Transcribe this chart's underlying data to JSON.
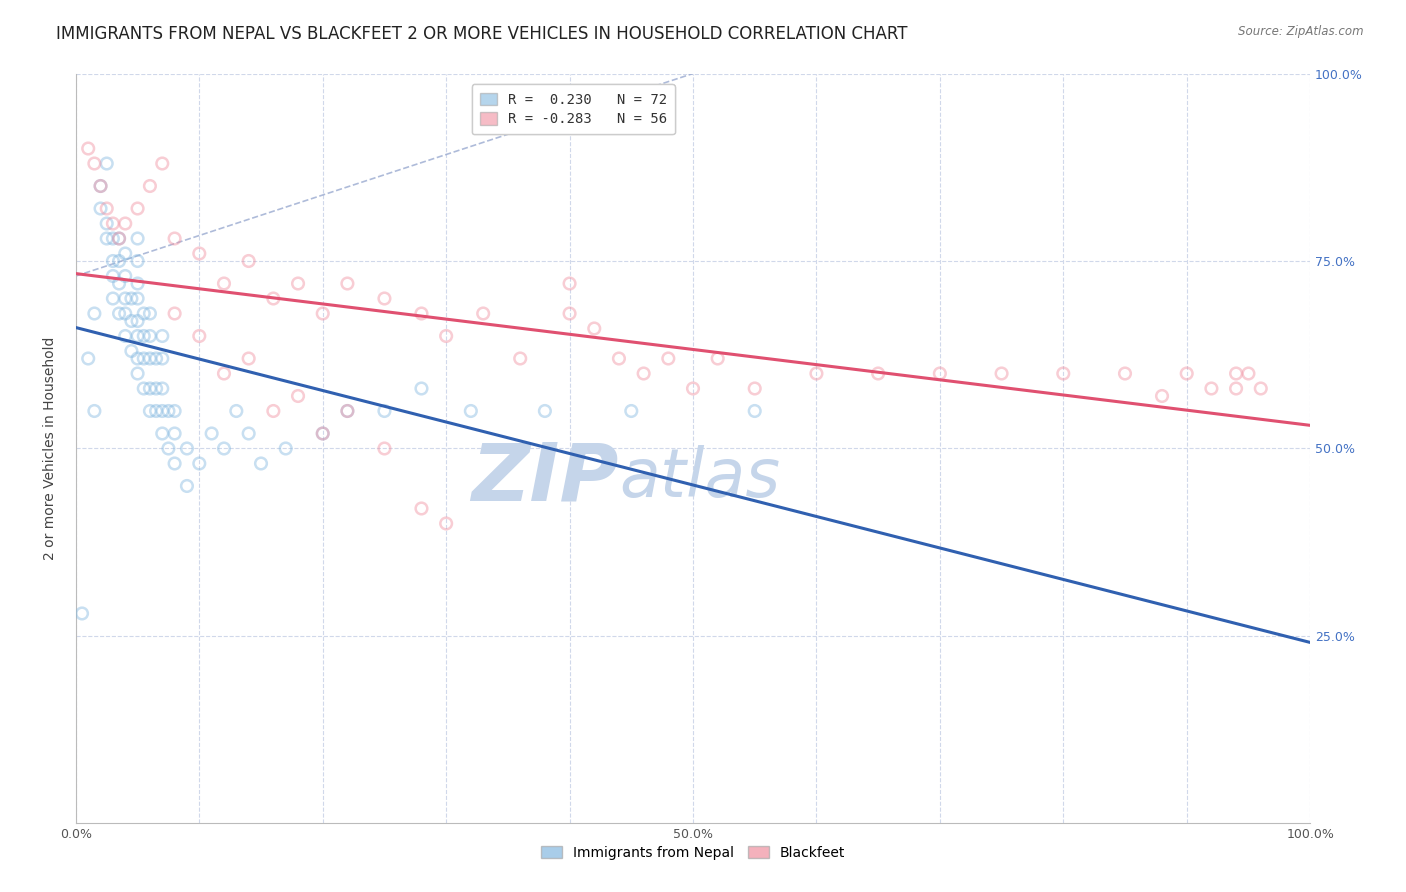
{
  "title": "IMMIGRANTS FROM NEPAL VS BLACKFEET 2 OR MORE VEHICLES IN HOUSEHOLD CORRELATION CHART",
  "source": "Source: ZipAtlas.com",
  "ylabel": "2 or more Vehicles in Household",
  "xmin": 0.0,
  "xmax": 1.0,
  "ymin": 0.0,
  "ymax": 1.0,
  "x_tick_vals": [
    0.0,
    0.1,
    0.2,
    0.3,
    0.4,
    0.5,
    0.6,
    0.7,
    0.8,
    0.9,
    1.0
  ],
  "x_tick_labels": [
    "0.0%",
    "",
    "",
    "",
    "",
    "50.0%",
    "",
    "",
    "",
    "",
    "100.0%"
  ],
  "y_tick_vals_right": [
    0.25,
    0.5,
    0.75,
    1.0
  ],
  "y_tick_labels_right": [
    "25.0%",
    "50.0%",
    "75.0%",
    "100.0%"
  ],
  "legend_R_N_label_1": "R =  0.230   N = 72",
  "legend_R_N_label_2": "R = -0.283   N = 56",
  "nepal_color": "#85b9e0",
  "blackfeet_color": "#f090a0",
  "nepal_line_color": "#3060b0",
  "blackfeet_line_color": "#e05070",
  "dashed_line_color": "#9aaad0",
  "watermark_zip": "ZIP",
  "watermark_atlas": "atlas",
  "watermark_color": "#c5d5ea",
  "nepal_scatter_x": [
    0.005,
    0.01,
    0.015,
    0.015,
    0.02,
    0.02,
    0.025,
    0.025,
    0.025,
    0.03,
    0.03,
    0.03,
    0.03,
    0.035,
    0.035,
    0.035,
    0.035,
    0.04,
    0.04,
    0.04,
    0.04,
    0.04,
    0.045,
    0.045,
    0.045,
    0.05,
    0.05,
    0.05,
    0.05,
    0.05,
    0.05,
    0.05,
    0.05,
    0.055,
    0.055,
    0.055,
    0.055,
    0.06,
    0.06,
    0.06,
    0.06,
    0.06,
    0.065,
    0.065,
    0.065,
    0.07,
    0.07,
    0.07,
    0.07,
    0.07,
    0.075,
    0.075,
    0.08,
    0.08,
    0.08,
    0.09,
    0.09,
    0.1,
    0.11,
    0.12,
    0.13,
    0.14,
    0.15,
    0.17,
    0.2,
    0.22,
    0.25,
    0.28,
    0.32,
    0.38,
    0.45,
    0.55
  ],
  "nepal_scatter_y": [
    0.28,
    0.62,
    0.55,
    0.68,
    0.82,
    0.85,
    0.78,
    0.8,
    0.88,
    0.7,
    0.73,
    0.75,
    0.78,
    0.68,
    0.72,
    0.75,
    0.78,
    0.65,
    0.68,
    0.7,
    0.73,
    0.76,
    0.63,
    0.67,
    0.7,
    0.6,
    0.62,
    0.65,
    0.67,
    0.7,
    0.72,
    0.75,
    0.78,
    0.58,
    0.62,
    0.65,
    0.68,
    0.55,
    0.58,
    0.62,
    0.65,
    0.68,
    0.55,
    0.58,
    0.62,
    0.52,
    0.55,
    0.58,
    0.62,
    0.65,
    0.5,
    0.55,
    0.48,
    0.52,
    0.55,
    0.45,
    0.5,
    0.48,
    0.52,
    0.5,
    0.55,
    0.52,
    0.48,
    0.5,
    0.52,
    0.55,
    0.55,
    0.58,
    0.55,
    0.55,
    0.55,
    0.55
  ],
  "blackfeet_scatter_x": [
    0.01,
    0.015,
    0.02,
    0.025,
    0.03,
    0.035,
    0.04,
    0.05,
    0.06,
    0.07,
    0.08,
    0.1,
    0.12,
    0.14,
    0.16,
    0.18,
    0.2,
    0.22,
    0.25,
    0.28,
    0.3,
    0.33,
    0.36,
    0.4,
    0.4,
    0.42,
    0.44,
    0.46,
    0.48,
    0.5,
    0.52,
    0.55,
    0.6,
    0.65,
    0.7,
    0.75,
    0.8,
    0.85,
    0.88,
    0.9,
    0.92,
    0.94,
    0.94,
    0.95,
    0.96,
    0.08,
    0.1,
    0.12,
    0.14,
    0.16,
    0.18,
    0.2,
    0.22,
    0.25,
    0.28,
    0.3
  ],
  "blackfeet_scatter_y": [
    0.9,
    0.88,
    0.85,
    0.82,
    0.8,
    0.78,
    0.8,
    0.82,
    0.85,
    0.88,
    0.78,
    0.76,
    0.72,
    0.75,
    0.7,
    0.72,
    0.68,
    0.72,
    0.7,
    0.68,
    0.65,
    0.68,
    0.62,
    0.68,
    0.72,
    0.66,
    0.62,
    0.6,
    0.62,
    0.58,
    0.62,
    0.58,
    0.6,
    0.6,
    0.6,
    0.6,
    0.6,
    0.6,
    0.57,
    0.6,
    0.58,
    0.58,
    0.6,
    0.6,
    0.58,
    0.68,
    0.65,
    0.6,
    0.62,
    0.55,
    0.57,
    0.52,
    0.55,
    0.5,
    0.42,
    0.4
  ],
  "background_color": "#ffffff",
  "grid_color": "#d0d8ea",
  "title_fontsize": 12,
  "axis_label_fontsize": 10,
  "tick_fontsize": 9,
  "legend_fontsize": 10,
  "scatter_size": 70,
  "scatter_alpha": 0.45,
  "line_width": 2.2
}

**GIVEN REQUEST:** Output every entry verbatim. Pictures do not belong in the copy.

**RESPONSE BELOW:**
Transcribe this chart's underlying data to JSON.
{
  "title": "IMMIGRANTS FROM NEPAL VS BLACKFEET 2 OR MORE VEHICLES IN HOUSEHOLD CORRELATION CHART",
  "source": "Source: ZipAtlas.com",
  "ylabel": "2 or more Vehicles in Household",
  "xmin": 0.0,
  "xmax": 1.0,
  "ymin": 0.0,
  "ymax": 1.0,
  "x_tick_vals": [
    0.0,
    0.1,
    0.2,
    0.3,
    0.4,
    0.5,
    0.6,
    0.7,
    0.8,
    0.9,
    1.0
  ],
  "x_tick_labels": [
    "0.0%",
    "",
    "",
    "",
    "",
    "50.0%",
    "",
    "",
    "",
    "",
    "100.0%"
  ],
  "y_tick_vals_right": [
    0.25,
    0.5,
    0.75,
    1.0
  ],
  "y_tick_labels_right": [
    "25.0%",
    "50.0%",
    "75.0%",
    "100.0%"
  ],
  "legend_R_N_label_1": "R =  0.230   N = 72",
  "legend_R_N_label_2": "R = -0.283   N = 56",
  "nepal_color": "#85b9e0",
  "blackfeet_color": "#f090a0",
  "nepal_line_color": "#3060b0",
  "blackfeet_line_color": "#e05070",
  "dashed_line_color": "#9aaad0",
  "watermark_zip": "ZIP",
  "watermark_atlas": "atlas",
  "watermark_color": "#c5d5ea",
  "nepal_scatter_x": [
    0.005,
    0.01,
    0.015,
    0.015,
    0.02,
    0.02,
    0.025,
    0.025,
    0.025,
    0.03,
    0.03,
    0.03,
    0.03,
    0.035,
    0.035,
    0.035,
    0.035,
    0.04,
    0.04,
    0.04,
    0.04,
    0.04,
    0.045,
    0.045,
    0.045,
    0.05,
    0.05,
    0.05,
    0.05,
    0.05,
    0.05,
    0.05,
    0.05,
    0.055,
    0.055,
    0.055,
    0.055,
    0.06,
    0.06,
    0.06,
    0.06,
    0.06,
    0.065,
    0.065,
    0.065,
    0.07,
    0.07,
    0.07,
    0.07,
    0.07,
    0.075,
    0.075,
    0.08,
    0.08,
    0.08,
    0.09,
    0.09,
    0.1,
    0.11,
    0.12,
    0.13,
    0.14,
    0.15,
    0.17,
    0.2,
    0.22,
    0.25,
    0.28,
    0.32,
    0.38,
    0.45,
    0.55
  ],
  "nepal_scatter_y": [
    0.28,
    0.62,
    0.55,
    0.68,
    0.82,
    0.85,
    0.78,
    0.8,
    0.88,
    0.7,
    0.73,
    0.75,
    0.78,
    0.68,
    0.72,
    0.75,
    0.78,
    0.65,
    0.68,
    0.7,
    0.73,
    0.76,
    0.63,
    0.67,
    0.7,
    0.6,
    0.62,
    0.65,
    0.67,
    0.7,
    0.72,
    0.75,
    0.78,
    0.58,
    0.62,
    0.65,
    0.68,
    0.55,
    0.58,
    0.62,
    0.65,
    0.68,
    0.55,
    0.58,
    0.62,
    0.52,
    0.55,
    0.58,
    0.62,
    0.65,
    0.5,
    0.55,
    0.48,
    0.52,
    0.55,
    0.45,
    0.5,
    0.48,
    0.52,
    0.5,
    0.55,
    0.52,
    0.48,
    0.5,
    0.52,
    0.55,
    0.55,
    0.58,
    0.55,
    0.55,
    0.55,
    0.55
  ],
  "blackfeet_scatter_x": [
    0.01,
    0.015,
    0.02,
    0.025,
    0.03,
    0.035,
    0.04,
    0.05,
    0.06,
    0.07,
    0.08,
    0.1,
    0.12,
    0.14,
    0.16,
    0.18,
    0.2,
    0.22,
    0.25,
    0.28,
    0.3,
    0.33,
    0.36,
    0.4,
    0.4,
    0.42,
    0.44,
    0.46,
    0.48,
    0.5,
    0.52,
    0.55,
    0.6,
    0.65,
    0.7,
    0.75,
    0.8,
    0.85,
    0.88,
    0.9,
    0.92,
    0.94,
    0.94,
    0.95,
    0.96,
    0.08,
    0.1,
    0.12,
    0.14,
    0.16,
    0.18,
    0.2,
    0.22,
    0.25,
    0.28,
    0.3
  ],
  "blackfeet_scatter_y": [
    0.9,
    0.88,
    0.85,
    0.82,
    0.8,
    0.78,
    0.8,
    0.82,
    0.85,
    0.88,
    0.78,
    0.76,
    0.72,
    0.75,
    0.7,
    0.72,
    0.68,
    0.72,
    0.7,
    0.68,
    0.65,
    0.68,
    0.62,
    0.68,
    0.72,
    0.66,
    0.62,
    0.6,
    0.62,
    0.58,
    0.62,
    0.58,
    0.6,
    0.6,
    0.6,
    0.6,
    0.6,
    0.6,
    0.57,
    0.6,
    0.58,
    0.58,
    0.6,
    0.6,
    0.58,
    0.68,
    0.65,
    0.6,
    0.62,
    0.55,
    0.57,
    0.52,
    0.55,
    0.5,
    0.42,
    0.4
  ],
  "background_color": "#ffffff",
  "grid_color": "#d0d8ea",
  "title_fontsize": 12,
  "axis_label_fontsize": 10,
  "tick_fontsize": 9,
  "legend_fontsize": 10,
  "scatter_size": 70,
  "scatter_alpha": 0.45,
  "line_width": 2.2
}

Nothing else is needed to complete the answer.